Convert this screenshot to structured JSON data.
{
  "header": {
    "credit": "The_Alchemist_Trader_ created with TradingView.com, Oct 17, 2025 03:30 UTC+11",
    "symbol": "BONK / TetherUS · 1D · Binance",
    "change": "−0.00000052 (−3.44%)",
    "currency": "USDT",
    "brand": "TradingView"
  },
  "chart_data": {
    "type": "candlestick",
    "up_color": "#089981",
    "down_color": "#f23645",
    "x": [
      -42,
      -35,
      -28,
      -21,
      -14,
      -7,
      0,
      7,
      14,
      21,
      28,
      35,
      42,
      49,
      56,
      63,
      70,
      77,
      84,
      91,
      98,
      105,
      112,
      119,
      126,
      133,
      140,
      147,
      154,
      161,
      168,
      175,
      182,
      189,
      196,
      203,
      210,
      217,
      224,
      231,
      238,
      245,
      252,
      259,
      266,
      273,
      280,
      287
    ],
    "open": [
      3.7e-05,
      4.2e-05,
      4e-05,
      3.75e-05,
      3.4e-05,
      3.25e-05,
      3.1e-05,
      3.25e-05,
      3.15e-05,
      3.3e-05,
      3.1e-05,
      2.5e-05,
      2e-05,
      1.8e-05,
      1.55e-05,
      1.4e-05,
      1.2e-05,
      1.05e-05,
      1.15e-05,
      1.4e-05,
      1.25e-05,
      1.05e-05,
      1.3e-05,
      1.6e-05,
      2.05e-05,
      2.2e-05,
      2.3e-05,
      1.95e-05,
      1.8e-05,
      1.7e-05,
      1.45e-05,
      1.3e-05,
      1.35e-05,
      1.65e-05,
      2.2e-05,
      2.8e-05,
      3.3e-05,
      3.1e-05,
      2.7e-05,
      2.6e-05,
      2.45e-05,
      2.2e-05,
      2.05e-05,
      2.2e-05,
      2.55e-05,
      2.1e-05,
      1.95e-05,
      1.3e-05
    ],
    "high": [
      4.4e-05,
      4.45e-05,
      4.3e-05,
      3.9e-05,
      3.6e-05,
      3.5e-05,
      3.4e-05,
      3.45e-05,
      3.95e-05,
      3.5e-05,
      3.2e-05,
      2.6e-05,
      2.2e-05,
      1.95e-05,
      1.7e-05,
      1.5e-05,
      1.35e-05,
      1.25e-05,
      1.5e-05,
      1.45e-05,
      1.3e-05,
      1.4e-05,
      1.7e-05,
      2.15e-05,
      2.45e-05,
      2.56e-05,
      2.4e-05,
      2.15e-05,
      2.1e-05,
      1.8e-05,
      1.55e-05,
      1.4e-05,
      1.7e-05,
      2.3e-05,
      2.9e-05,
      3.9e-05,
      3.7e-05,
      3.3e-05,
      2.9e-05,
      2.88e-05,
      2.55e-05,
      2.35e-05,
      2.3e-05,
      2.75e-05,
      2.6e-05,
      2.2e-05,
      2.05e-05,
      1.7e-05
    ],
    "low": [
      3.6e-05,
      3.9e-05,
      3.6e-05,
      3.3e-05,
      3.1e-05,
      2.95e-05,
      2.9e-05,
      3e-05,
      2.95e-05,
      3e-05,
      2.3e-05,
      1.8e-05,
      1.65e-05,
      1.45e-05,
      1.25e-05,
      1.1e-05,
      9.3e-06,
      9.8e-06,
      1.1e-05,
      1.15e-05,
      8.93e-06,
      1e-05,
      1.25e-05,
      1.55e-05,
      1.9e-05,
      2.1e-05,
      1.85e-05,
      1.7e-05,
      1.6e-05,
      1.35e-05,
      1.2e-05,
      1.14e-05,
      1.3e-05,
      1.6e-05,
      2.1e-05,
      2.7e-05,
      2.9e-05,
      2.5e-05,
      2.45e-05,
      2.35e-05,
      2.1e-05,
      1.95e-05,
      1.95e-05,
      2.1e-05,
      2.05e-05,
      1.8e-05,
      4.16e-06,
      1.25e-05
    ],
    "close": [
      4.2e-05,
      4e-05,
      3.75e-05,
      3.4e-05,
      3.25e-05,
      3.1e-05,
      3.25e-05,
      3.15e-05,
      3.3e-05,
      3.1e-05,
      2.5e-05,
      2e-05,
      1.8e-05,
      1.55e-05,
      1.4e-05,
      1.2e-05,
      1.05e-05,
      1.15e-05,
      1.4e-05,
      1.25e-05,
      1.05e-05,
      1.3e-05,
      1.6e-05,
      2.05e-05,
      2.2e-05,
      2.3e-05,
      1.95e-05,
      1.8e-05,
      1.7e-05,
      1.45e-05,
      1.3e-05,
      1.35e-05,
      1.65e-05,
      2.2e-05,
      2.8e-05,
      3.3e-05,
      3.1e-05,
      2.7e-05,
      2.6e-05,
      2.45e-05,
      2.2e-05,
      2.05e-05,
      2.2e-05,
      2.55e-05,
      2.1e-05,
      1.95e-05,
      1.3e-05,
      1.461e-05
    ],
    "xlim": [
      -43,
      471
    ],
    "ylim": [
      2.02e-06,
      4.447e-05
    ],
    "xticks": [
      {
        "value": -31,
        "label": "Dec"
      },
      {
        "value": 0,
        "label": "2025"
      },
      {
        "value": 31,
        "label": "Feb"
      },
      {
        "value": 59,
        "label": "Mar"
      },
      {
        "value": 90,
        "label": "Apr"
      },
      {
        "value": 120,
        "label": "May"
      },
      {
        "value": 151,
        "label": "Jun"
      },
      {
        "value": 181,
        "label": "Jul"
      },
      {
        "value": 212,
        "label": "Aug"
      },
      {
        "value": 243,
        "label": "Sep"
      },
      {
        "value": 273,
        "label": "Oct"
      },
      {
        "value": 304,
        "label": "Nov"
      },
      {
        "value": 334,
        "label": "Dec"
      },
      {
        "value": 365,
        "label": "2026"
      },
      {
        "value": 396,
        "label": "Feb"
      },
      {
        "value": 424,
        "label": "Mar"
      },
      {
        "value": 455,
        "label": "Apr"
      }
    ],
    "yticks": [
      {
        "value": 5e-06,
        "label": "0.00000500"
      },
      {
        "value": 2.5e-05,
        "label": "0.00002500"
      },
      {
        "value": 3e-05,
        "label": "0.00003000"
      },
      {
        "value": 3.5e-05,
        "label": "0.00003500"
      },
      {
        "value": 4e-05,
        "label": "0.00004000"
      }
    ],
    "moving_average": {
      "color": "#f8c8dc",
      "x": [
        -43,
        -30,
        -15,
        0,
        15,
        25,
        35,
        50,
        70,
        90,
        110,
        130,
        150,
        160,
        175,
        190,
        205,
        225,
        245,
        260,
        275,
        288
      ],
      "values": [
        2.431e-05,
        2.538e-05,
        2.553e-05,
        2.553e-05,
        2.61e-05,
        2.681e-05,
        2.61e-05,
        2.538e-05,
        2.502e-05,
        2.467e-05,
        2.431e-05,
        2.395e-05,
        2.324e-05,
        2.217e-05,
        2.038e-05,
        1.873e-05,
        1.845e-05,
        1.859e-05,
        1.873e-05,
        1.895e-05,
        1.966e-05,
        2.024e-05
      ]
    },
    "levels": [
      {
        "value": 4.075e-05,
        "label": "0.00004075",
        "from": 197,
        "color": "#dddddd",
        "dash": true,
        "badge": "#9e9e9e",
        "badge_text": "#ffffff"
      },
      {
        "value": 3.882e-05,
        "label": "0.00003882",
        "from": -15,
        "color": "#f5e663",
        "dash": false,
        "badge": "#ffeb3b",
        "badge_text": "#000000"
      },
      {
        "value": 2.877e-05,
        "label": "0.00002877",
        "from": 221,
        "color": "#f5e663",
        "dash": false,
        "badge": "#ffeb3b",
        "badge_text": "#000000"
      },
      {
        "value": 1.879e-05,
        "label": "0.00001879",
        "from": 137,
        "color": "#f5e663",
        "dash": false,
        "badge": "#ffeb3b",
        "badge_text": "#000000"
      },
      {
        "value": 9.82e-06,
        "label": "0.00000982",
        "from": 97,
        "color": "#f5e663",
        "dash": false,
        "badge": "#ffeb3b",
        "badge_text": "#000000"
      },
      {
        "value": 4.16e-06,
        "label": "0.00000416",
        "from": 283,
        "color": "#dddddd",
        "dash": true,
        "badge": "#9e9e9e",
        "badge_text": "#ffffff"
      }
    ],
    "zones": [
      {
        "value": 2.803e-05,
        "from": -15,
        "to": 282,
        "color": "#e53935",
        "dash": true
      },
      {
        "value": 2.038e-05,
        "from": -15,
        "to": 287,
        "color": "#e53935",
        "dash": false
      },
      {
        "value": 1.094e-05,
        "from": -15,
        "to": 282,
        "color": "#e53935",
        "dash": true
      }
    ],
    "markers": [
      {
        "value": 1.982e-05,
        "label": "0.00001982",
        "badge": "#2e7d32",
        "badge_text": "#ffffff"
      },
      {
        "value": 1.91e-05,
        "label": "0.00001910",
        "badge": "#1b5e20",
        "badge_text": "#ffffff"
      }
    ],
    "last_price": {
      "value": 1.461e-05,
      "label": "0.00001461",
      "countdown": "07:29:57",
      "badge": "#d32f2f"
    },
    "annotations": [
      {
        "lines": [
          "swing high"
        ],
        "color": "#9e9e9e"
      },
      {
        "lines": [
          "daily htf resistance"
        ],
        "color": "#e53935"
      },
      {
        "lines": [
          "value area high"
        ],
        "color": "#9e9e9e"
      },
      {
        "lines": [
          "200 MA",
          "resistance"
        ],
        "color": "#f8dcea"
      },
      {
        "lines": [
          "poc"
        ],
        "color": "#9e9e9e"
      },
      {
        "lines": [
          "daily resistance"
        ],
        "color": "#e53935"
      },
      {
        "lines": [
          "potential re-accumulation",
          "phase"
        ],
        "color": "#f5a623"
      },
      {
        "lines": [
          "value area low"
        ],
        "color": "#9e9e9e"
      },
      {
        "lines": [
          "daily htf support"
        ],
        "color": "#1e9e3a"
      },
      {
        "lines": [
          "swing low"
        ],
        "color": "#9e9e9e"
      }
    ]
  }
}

[Your goal]
Extract each line from the listing that holds the word "daily".

[Output of the task]
          "daily htf resistance"
          "daily resistance"
          "daily htf support"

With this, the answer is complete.